DIRECTION: How many of the lines below hold the word "title"? Answer only with the number.

ROWS:
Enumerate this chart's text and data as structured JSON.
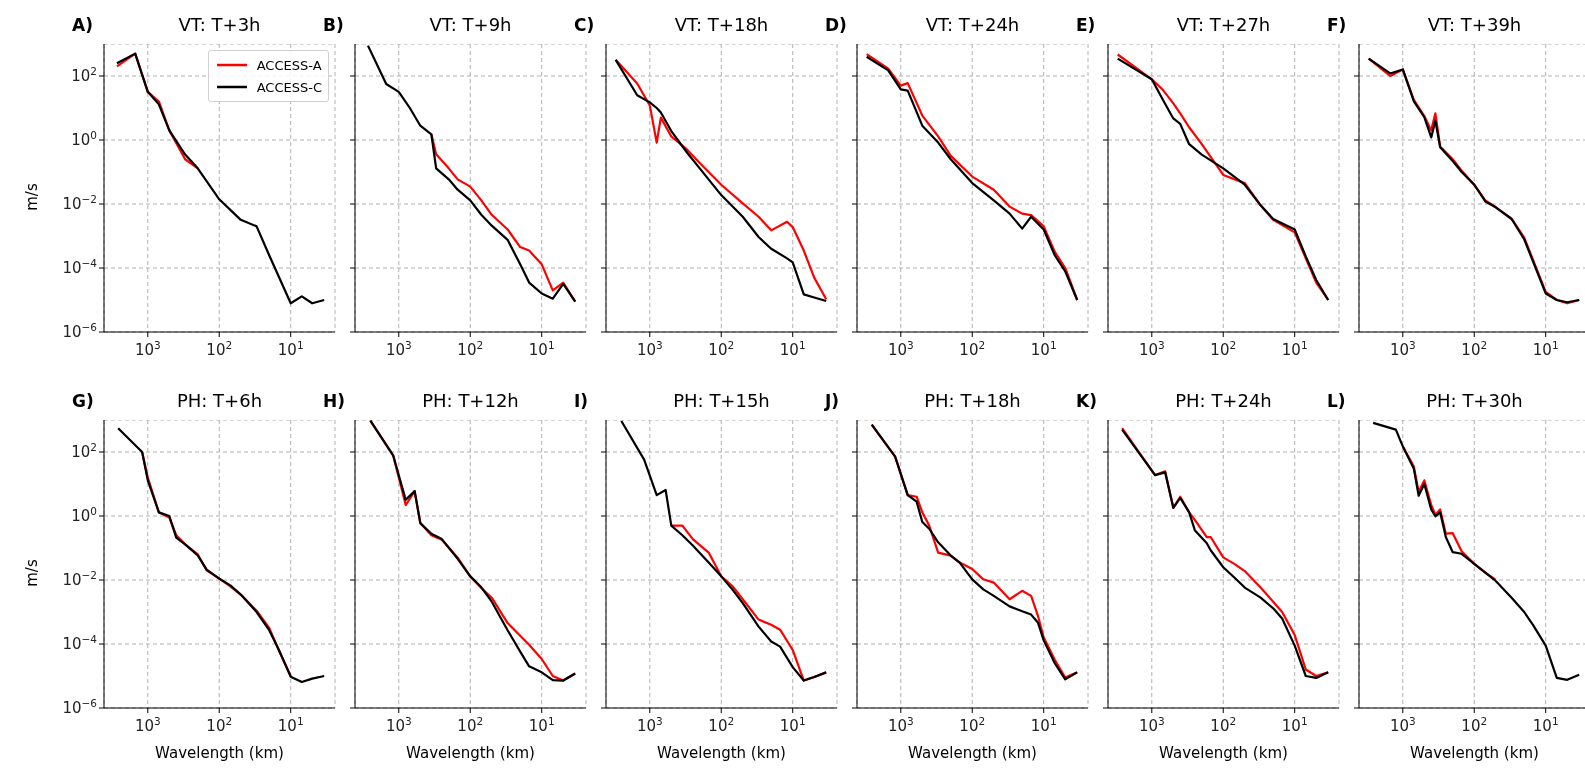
{
  "chart_data": [
    {
      "type": "line",
      "title": "VT: T+3h",
      "annotations": [
        "A)"
      ],
      "ylabel": "m/s",
      "legend": "top right",
      "grid": true,
      "log": "xy",
      "xlim": [
        4100,
        2.4
      ],
      "ylim": [
        1e-06,
        1000
      ],
      "xticks": [
        {
          "value": 1000,
          "label": "10$^{3}$"
        },
        {
          "value": 100,
          "label": "10$^{2}$"
        },
        {
          "value": 10,
          "label": "10$^{1}$"
        }
      ],
      "yticks": [
        {
          "value": 1e-06,
          "label": "10$^{−6}$"
        },
        {
          "value": 0.0001,
          "label": "10$^{−4}$"
        },
        {
          "value": 0.01,
          "label": "10$^{−2}$"
        },
        {
          "value": 1,
          "label": "10$^{0}$"
        },
        {
          "value": 100,
          "label": "10$^{2}$"
        }
      ],
      "x": [
        2700,
        1500,
        1000,
        700,
        500,
        300,
        200,
        100,
        50,
        30,
        20,
        10,
        7,
        5,
        3.4
      ],
      "series": [
        {
          "name": "ACCESS-A",
          "color": "#ff0000",
          "values": [
            200,
            500,
            32,
            16,
            2.0,
            0.25,
            0.13,
            null,
            null,
            null,
            null,
            null,
            null,
            null,
            null
          ]
        },
        {
          "name": "ACCESS-C",
          "color": "#000000",
          "values": [
            250,
            500,
            32,
            13,
            2.0,
            0.35,
            0.13,
            0.014,
            0.0032,
            0.002,
            0.00025,
            7.9e-06,
            1.3e-05,
            7.9e-06,
            1e-05
          ]
        }
      ]
    },
    {
      "type": "line",
      "title": "VT: T+9h",
      "annotations": [
        "B)"
      ],
      "grid": true,
      "log": "xy",
      "tick_labels": "x",
      "xlim": [
        4100,
        2.4
      ],
      "ylim": [
        1e-06,
        1000
      ],
      "xticks": [
        {
          "value": 1000,
          "label": "10$^{3}$"
        },
        {
          "value": 100,
          "label": "10$^{2}$"
        },
        {
          "value": 10,
          "label": "10$^{1}$"
        }
      ],
      "yticks": [
        {
          "value": 1e-06,
          "label": null
        },
        {
          "value": 0.0001,
          "label": null
        },
        {
          "value": 0.01,
          "label": null
        },
        {
          "value": 1,
          "label": null
        },
        {
          "value": 100,
          "label": null
        }
      ],
      "x": [
        2700,
        1500,
        1000,
        700,
        500,
        350,
        300,
        200,
        150,
        100,
        70,
        50,
        30,
        20,
        15,
        10,
        7,
        5,
        3.4
      ],
      "series": [
        {
          "color": "#ff0000",
          "values": [
            null,
            null,
            null,
            null,
            null,
            1.5,
            0.36,
            0.13,
            0.059,
            0.035,
            0.013,
            0.0046,
            0.0016,
            0.00045,
            0.00035,
            0.00013,
            2e-05,
            3.5e-05,
            8.9e-06
          ]
        },
        {
          "color": "#000000",
          "values": [
            890,
            56,
            32,
            10,
            2.8,
            1.5,
            0.13,
            0.059,
            0.028,
            0.013,
            0.0046,
            0.0021,
            0.00076,
            0.00013,
            3.5e-05,
            1.6e-05,
            1.1e-05,
            3.2e-05,
            8.9e-06
          ]
        }
      ]
    },
    {
      "type": "line",
      "title": "VT: T+18h",
      "annotations": [
        "C)"
      ],
      "grid": true,
      "log": "xy",
      "tick_labels": "x",
      "xlim": [
        4100,
        2.4
      ],
      "ylim": [
        1e-06,
        1000
      ],
      "xticks": [
        {
          "value": 1000,
          "label": "10$^{3}$"
        },
        {
          "value": 100,
          "label": "10$^{2}$"
        },
        {
          "value": 10,
          "label": "10$^{1}$"
        }
      ],
      "yticks": [
        {
          "value": 1e-06,
          "label": null
        },
        {
          "value": 0.0001,
          "label": null
        },
        {
          "value": 0.01,
          "label": null
        },
        {
          "value": 1,
          "label": null
        },
        {
          "value": 100,
          "label": null
        }
      ],
      "x": [
        3000,
        1500,
        1000,
        800,
        700,
        500,
        300,
        200,
        100,
        50,
        30,
        20,
        12,
        10,
        7,
        5,
        3.4
      ],
      "series": [
        {
          "color": "#ff0000",
          "values": [
            320,
            58,
            12,
            0.83,
            5.0,
            1.3,
            0.5,
            0.19,
            0.04,
            0.0105,
            0.004,
            0.0015,
            0.0028,
            0.0019,
            0.00035,
            5e-05,
            1.05e-05
          ]
        },
        {
          "color": "#000000",
          "values": [
            320,
            25,
            15,
            10,
            7.2,
            1.9,
            0.4,
            0.13,
            0.019,
            0.004,
            0.00093,
            0.0004,
            0.0002,
            0.00015,
            1.5e-05,
            1.2e-05,
            9.3e-06
          ]
        }
      ]
    },
    {
      "type": "line",
      "title": "VT: T+24h",
      "annotations": [
        "D)"
      ],
      "grid": true,
      "log": "xy",
      "tick_labels": "x",
      "xlim": [
        4100,
        2.4
      ],
      "ylim": [
        1e-06,
        1000
      ],
      "xticks": [
        {
          "value": 1000,
          "label": "10$^{3}$"
        },
        {
          "value": 100,
          "label": "10$^{2}$"
        },
        {
          "value": 10,
          "label": "10$^{1}$"
        }
      ],
      "yticks": [
        {
          "value": 1e-06,
          "label": null
        },
        {
          "value": 0.0001,
          "label": null
        },
        {
          "value": 0.01,
          "label": null
        },
        {
          "value": 1,
          "label": null
        },
        {
          "value": 100,
          "label": null
        }
      ],
      "x": [
        3000,
        1500,
        1000,
        800,
        500,
        300,
        200,
        100,
        50,
        30,
        20,
        15,
        10,
        7,
        5,
        3.4
      ],
      "series": [
        {
          "color": "#ff0000",
          "values": [
            480,
            170,
            50,
            60,
            5.8,
            1.3,
            0.32,
            0.072,
            0.028,
            0.0083,
            0.005,
            0.0045,
            0.002,
            0.00032,
            0.0001,
            1e-05
          ]
        },
        {
          "color": "#000000",
          "values": [
            400,
            150,
            38,
            35,
            2.8,
            0.83,
            0.25,
            0.045,
            0.013,
            0.005,
            0.0017,
            0.004,
            0.0016,
            0.00025,
            7.9e-05,
            1e-05
          ]
        }
      ]
    },
    {
      "type": "line",
      "title": "VT: T+27h",
      "annotations": [
        "E)"
      ],
      "grid": true,
      "log": "xy",
      "tick_labels": "x",
      "xlim": [
        4100,
        2.4
      ],
      "ylim": [
        1e-06,
        1000
      ],
      "xticks": [
        {
          "value": 1000,
          "label": "10$^{3}$"
        },
        {
          "value": 100,
          "label": "10$^{2}$"
        },
        {
          "value": 10,
          "label": "10$^{1}$"
        }
      ],
      "yticks": [
        {
          "value": 1e-06,
          "label": null
        },
        {
          "value": 0.0001,
          "label": null
        },
        {
          "value": 0.01,
          "label": null
        },
        {
          "value": 1,
          "label": null
        },
        {
          "value": 100,
          "label": null
        }
      ],
      "x": [
        3000,
        1000,
        700,
        500,
        400,
        300,
        200,
        100,
        50,
        30,
        20,
        10,
        7,
        5,
        3.4
      ],
      "series": [
        {
          "color": "#ff0000",
          "values": [
            470,
            79,
            37,
            14,
            6.8,
            2.5,
            0.74,
            0.081,
            0.045,
            0.0091,
            0.0032,
            0.0013,
            0.0002,
            3.5e-05,
            1e-05
          ]
        },
        {
          "color": "#000000",
          "values": [
            350,
            79,
            18,
            4.7,
            3.2,
            0.74,
            0.35,
            0.13,
            0.04,
            0.0091,
            0.0034,
            0.0016,
            0.00023,
            4.2e-05,
            1e-05
          ]
        }
      ]
    },
    {
      "type": "line",
      "title": "VT: T+39h",
      "annotations": [
        "F)"
      ],
      "grid": true,
      "log": "xy",
      "tick_labels": "x",
      "xlim": [
        4100,
        2.4
      ],
      "ylim": [
        1e-06,
        1000
      ],
      "xticks": [
        {
          "value": 1000,
          "label": "10$^{3}$"
        },
        {
          "value": 100,
          "label": "10$^{2}$"
        },
        {
          "value": 10,
          "label": "10$^{1}$"
        }
      ],
      "yticks": [
        {
          "value": 1e-06,
          "label": null
        },
        {
          "value": 0.0001,
          "label": null
        },
        {
          "value": 0.01,
          "label": null
        },
        {
          "value": 1,
          "label": null
        },
        {
          "value": 100,
          "label": null
        }
      ],
      "x": [
        3000,
        1500,
        1000,
        700,
        500,
        400,
        350,
        300,
        200,
        150,
        100,
        70,
        50,
        30,
        20,
        10,
        7,
        5,
        3.4
      ],
      "series": [
        {
          "color": "#ff0000",
          "values": [
            350,
            100,
            160,
            18,
            5.6,
            2.0,
            6.8,
            0.63,
            0.25,
            0.11,
            0.04,
            0.013,
            0.0079,
            0.0035,
            0.00089,
            1.8e-05,
            1e-05,
            7.9e-06,
            1e-05
          ]
        },
        {
          "color": "#000000",
          "values": [
            350,
            120,
            160,
            16,
            5.2,
            1.2,
            4.0,
            0.59,
            0.22,
            0.1,
            0.04,
            0.012,
            0.0079,
            0.0034,
            0.00079,
            1.6e-05,
            1e-05,
            8.5e-06,
            1e-05
          ]
        }
      ]
    },
    {
      "type": "line",
      "title": "PH: T+6h",
      "annotations": [
        "G)"
      ],
      "xlabel": "Wavelength (km)",
      "ylabel": "m/s",
      "grid": true,
      "log": "xy",
      "xlim": [
        4100,
        2.4
      ],
      "ylim": [
        1e-06,
        1000
      ],
      "xticks": [
        {
          "value": 1000,
          "label": "10$^{3}$"
        },
        {
          "value": 100,
          "label": "10$^{2}$"
        },
        {
          "value": 10,
          "label": "10$^{1}$"
        }
      ],
      "yticks": [
        {
          "value": 1e-06,
          "label": "10$^{−6}$"
        },
        {
          "value": 0.0001,
          "label": "10$^{−4}$"
        },
        {
          "value": 0.01,
          "label": "10$^{−2}$"
        },
        {
          "value": 1,
          "label": "10$^{0}$"
        },
        {
          "value": 100,
          "label": "10$^{2}$"
        }
      ],
      "x": [
        2600,
        1200,
        1000,
        700,
        500,
        400,
        300,
        200,
        150,
        100,
        70,
        50,
        30,
        20,
        15,
        10,
        7,
        5,
        3.4
      ],
      "series": [
        {
          "color": "#ff0000",
          "values": [
            null,
            100,
            16,
            1.3,
            0.89,
            0.25,
            0.13,
            0.063,
            0.02,
            0.011,
            0.0063,
            0.0035,
            0.0011,
            0.00032,
            7.1e-05,
            1e-05,
            null,
            null,
            null
          ]
        },
        {
          "color": "#000000",
          "values": [
            550,
            100,
            13,
            1.3,
            1.0,
            0.21,
            0.13,
            0.059,
            0.021,
            0.011,
            0.0068,
            0.0035,
            0.001,
            0.00027,
            7.4e-05,
            9.5e-06,
            6.5e-06,
            8.3e-06,
            1e-05
          ]
        }
      ]
    },
    {
      "type": "line",
      "title": "PH: T+12h",
      "annotations": [
        "H)"
      ],
      "xlabel": "Wavelength (km)",
      "grid": true,
      "log": "xy",
      "tick_labels": "x",
      "xlim": [
        4100,
        2.4
      ],
      "ylim": [
        1e-06,
        1000
      ],
      "xticks": [
        {
          "value": 1000,
          "label": "10$^{3}$"
        },
        {
          "value": 100,
          "label": "10$^{2}$"
        },
        {
          "value": 10,
          "label": "10$^{1}$"
        }
      ],
      "yticks": [
        {
          "value": 1e-06,
          "label": null
        },
        {
          "value": 0.0001,
          "label": null
        },
        {
          "value": 0.01,
          "label": null
        },
        {
          "value": 1,
          "label": null
        },
        {
          "value": 100,
          "label": null
        }
      ],
      "x": [
        2500,
        1200,
        800,
        600,
        500,
        350,
        250,
        150,
        100,
        70,
        50,
        30,
        20,
        15,
        10,
        7,
        5,
        3.4
      ],
      "series": [
        {
          "color": "#ff0000",
          "values": [
            950,
            79,
            2.2,
            6.0,
            0.6,
            0.25,
            0.18,
            0.05,
            0.013,
            0.0056,
            0.0028,
            0.00045,
            0.00018,
            9.5e-05,
            3.4e-05,
            1e-05,
            7.2e-06,
            1.2e-05
          ]
        },
        {
          "color": "#000000",
          "values": [
            950,
            79,
            3.2,
            6.0,
            0.6,
            0.28,
            0.19,
            0.046,
            0.013,
            0.0059,
            0.0021,
            0.00027,
            5.8e-05,
            2e-05,
            1.3e-05,
            7.4e-06,
            7.2e-06,
            1.2e-05
          ]
        }
      ]
    },
    {
      "type": "line",
      "title": "PH: T+15h",
      "annotations": [
        "I)"
      ],
      "xlabel": "Wavelength (km)",
      "grid": true,
      "log": "xy",
      "tick_labels": "x",
      "xlim": [
        4100,
        2.4
      ],
      "ylim": [
        1e-06,
        1000
      ],
      "xticks": [
        {
          "value": 1000,
          "label": "10$^{3}$"
        },
        {
          "value": 100,
          "label": "10$^{2}$"
        },
        {
          "value": 10,
          "label": "10$^{1}$"
        }
      ],
      "yticks": [
        {
          "value": 1e-06,
          "label": null
        },
        {
          "value": 0.0001,
          "label": null
        },
        {
          "value": 0.01,
          "label": null
        },
        {
          "value": 1,
          "label": null
        },
        {
          "value": 100,
          "label": null
        }
      ],
      "x": [
        2500,
        1200,
        800,
        600,
        500,
        350,
        250,
        150,
        100,
        70,
        50,
        30,
        20,
        15,
        10,
        7,
        5,
        3.4
      ],
      "series": [
        {
          "color": "#ff0000",
          "values": [
            null,
            null,
            null,
            null,
            0.5,
            0.5,
            0.19,
            0.072,
            0.013,
            0.0065,
            0.0025,
            0.00058,
            0.0004,
            0.00028,
            6.5e-05,
            7.2e-06,
            9.3e-06,
            1.3e-05
          ]
        },
        {
          "color": "#000000",
          "values": [
            930,
            58,
            4.5,
            6.5,
            0.5,
            0.25,
            0.12,
            0.035,
            0.013,
            0.0051,
            0.0019,
            0.00035,
            0.00012,
            8.3e-05,
            1.9e-05,
            7.2e-06,
            9.3e-06,
            1.3e-05
          ]
        }
      ]
    },
    {
      "type": "line",
      "title": "PH: T+18h",
      "annotations": [
        "J)"
      ],
      "xlabel": "Wavelength (km)",
      "grid": true,
      "log": "xy",
      "tick_labels": "x",
      "xlim": [
        4100,
        2.4
      ],
      "ylim": [
        1e-06,
        1000
      ],
      "xticks": [
        {
          "value": 1000,
          "label": "10$^{3}$"
        },
        {
          "value": 100,
          "label": "10$^{2}$"
        },
        {
          "value": 10,
          "label": "10$^{1}$"
        }
      ],
      "yticks": [
        {
          "value": 1e-06,
          "label": null
        },
        {
          "value": 0.0001,
          "label": null
        },
        {
          "value": 0.01,
          "label": null
        },
        {
          "value": 1,
          "label": null
        },
        {
          "value": 100,
          "label": null
        }
      ],
      "x": [
        2550,
        1200,
        800,
        600,
        500,
        400,
        300,
        200,
        150,
        100,
        70,
        50,
        30,
        20,
        15,
        12,
        10,
        7,
        5,
        3.4
      ],
      "series": [
        {
          "color": "#ff0000",
          "values": [
            720,
            72,
            4.5,
            4.0,
            1.3,
            0.5,
            0.072,
            0.058,
            0.035,
            0.022,
            0.0105,
            0.0083,
            0.0025,
            0.0046,
            0.0032,
            0.00074,
            0.00016,
            3.2e-05,
            8.9e-06,
            1.3e-05
          ]
        },
        {
          "color": "#000000",
          "values": [
            720,
            72,
            4.5,
            2.8,
            0.65,
            0.4,
            0.15,
            0.058,
            0.035,
            0.0105,
            0.0051,
            0.0032,
            0.0015,
            0.00105,
            0.00083,
            0.00046,
            0.00013,
            2.5e-05,
            7.9e-06,
            1.3e-05
          ]
        }
      ]
    },
    {
      "type": "line",
      "title": "PH: T+24h",
      "annotations": [
        "K)"
      ],
      "xlabel": "Wavelength (km)",
      "grid": true,
      "log": "xy",
      "tick_labels": "x",
      "xlim": [
        4100,
        2.4
      ],
      "ylim": [
        1e-06,
        1000
      ],
      "xticks": [
        {
          "value": 1000,
          "label": "10$^{3}$"
        },
        {
          "value": 100,
          "label": "10$^{2}$"
        },
        {
          "value": 10,
          "label": "10$^{1}$"
        }
      ],
      "yticks": [
        {
          "value": 1e-06,
          "label": null
        },
        {
          "value": 0.0001,
          "label": null
        },
        {
          "value": 0.01,
          "label": null
        },
        {
          "value": 1,
          "label": null
        },
        {
          "value": 100,
          "label": null
        }
      ],
      "x": [
        2600,
        900,
        650,
        500,
        400,
        300,
        250,
        170,
        150,
        100,
        70,
        50,
        30,
        20,
        15,
        10,
        7,
        5,
        3.4
      ],
      "series": [
        {
          "color": "#ff0000",
          "values": [
            560,
            19,
            25,
            1.8,
            4.0,
            1.3,
            0.76,
            0.22,
            0.22,
            0.051,
            0.032,
            0.019,
            0.0058,
            0.0021,
            0.001,
            0.00019,
            1.6e-05,
            1e-05,
            1.3e-05
          ]
        },
        {
          "color": "#000000",
          "values": [
            500,
            19,
            23,
            1.8,
            3.7,
            1.3,
            0.36,
            0.14,
            0.085,
            0.025,
            0.012,
            0.0058,
            0.0028,
            0.0013,
            0.00063,
            8.9e-05,
            1e-05,
            8.7e-06,
            1.3e-05
          ]
        }
      ]
    },
    {
      "type": "line",
      "title": "PH: T+30h",
      "annotations": [
        "L)"
      ],
      "xlabel": "Wavelength (km)",
      "grid": true,
      "log": "xy",
      "tick_labels": "x",
      "xlim": [
        4100,
        2.4
      ],
      "ylim": [
        1e-06,
        1000
      ],
      "xticks": [
        {
          "value": 1000,
          "label": "10$^{3}$"
        },
        {
          "value": 100,
          "label": "10$^{2}$"
        },
        {
          "value": 10,
          "label": "10$^{1}$"
        }
      ],
      "yticks": [
        {
          "value": 1e-06,
          "label": null
        },
        {
          "value": 0.0001,
          "label": null
        },
        {
          "value": 0.01,
          "label": null
        },
        {
          "value": 1,
          "label": null
        },
        {
          "value": 100,
          "label": null
        }
      ],
      "x": [
        2600,
        1250,
        1000,
        700,
        600,
        500,
        400,
        350,
        300,
        250,
        200,
        150,
        100,
        70,
        50,
        30,
        20,
        15,
        10,
        7,
        5,
        3.4
      ],
      "series": [
        {
          "color": "#ff0000",
          "values": [
            null,
            null,
            150,
            35,
            5.6,
            13,
            2.2,
            1.1,
            1.6,
            0.28,
            0.29,
            0.079,
            0.032,
            0.017,
            0.01,
            null,
            null,
            null,
            null,
            null,
            null,
            null
          ]
        },
        {
          "color": "#000000",
          "values": [
            810,
            500,
            150,
            30,
            4.3,
            10,
            1.6,
            0.98,
            1.3,
            0.22,
            0.074,
            0.066,
            0.032,
            0.017,
            0.0093,
            0.0028,
            0.001,
            0.00039,
            8.9e-05,
            8.7e-06,
            7.6e-06,
            1.1e-05
          ]
        }
      ]
    }
  ]
}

OUTPUT FOR THIS EXERCISE: 12